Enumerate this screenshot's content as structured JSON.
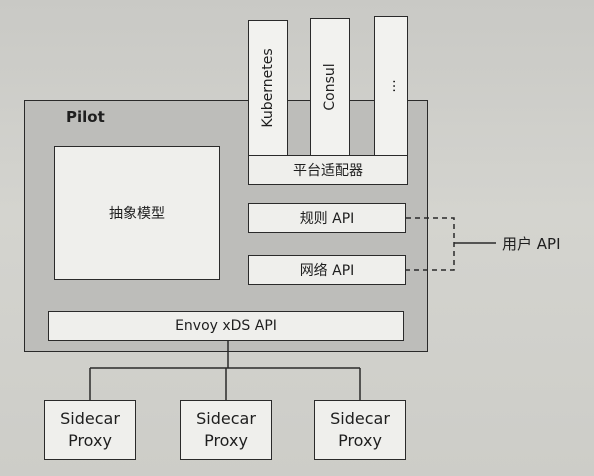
{
  "diagram": {
    "pilot_label": "Pilot",
    "platforms": [
      "Kubernetes",
      "Consul",
      "..."
    ],
    "platform_adapter": "平台适配器",
    "abstract_model": "抽象模型",
    "rules_api": "规则 API",
    "network_api": "网络 API",
    "envoy_api": "Envoy xDS API",
    "user_api": "用户 API",
    "proxies": [
      {
        "line1": "Sidecar",
        "line2": "Proxy"
      },
      {
        "line1": "Sidecar",
        "line2": "Proxy"
      },
      {
        "line1": "Sidecar",
        "line2": "Proxy"
      }
    ]
  }
}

▶ [PROBLEM DESCRIPTION]
From the entries above, output every line exactly and omit any image.

▶ [TASK SOLUTION]
Enumerate this screenshot's content as structured JSON.
{
  "diagram": {
    "pilot_label": "Pilot",
    "platforms": [
      "Kubernetes",
      "Consul",
      "..."
    ],
    "platform_adapter": "平台适配器",
    "abstract_model": "抽象模型",
    "rules_api": "规则 API",
    "network_api": "网络 API",
    "envoy_api": "Envoy xDS API",
    "user_api": "用户 API",
    "proxies": [
      {
        "line1": "Sidecar",
        "line2": "Proxy"
      },
      {
        "line1": "Sidecar",
        "line2": "Proxy"
      },
      {
        "line1": "Sidecar",
        "line2": "Proxy"
      }
    ]
  }
}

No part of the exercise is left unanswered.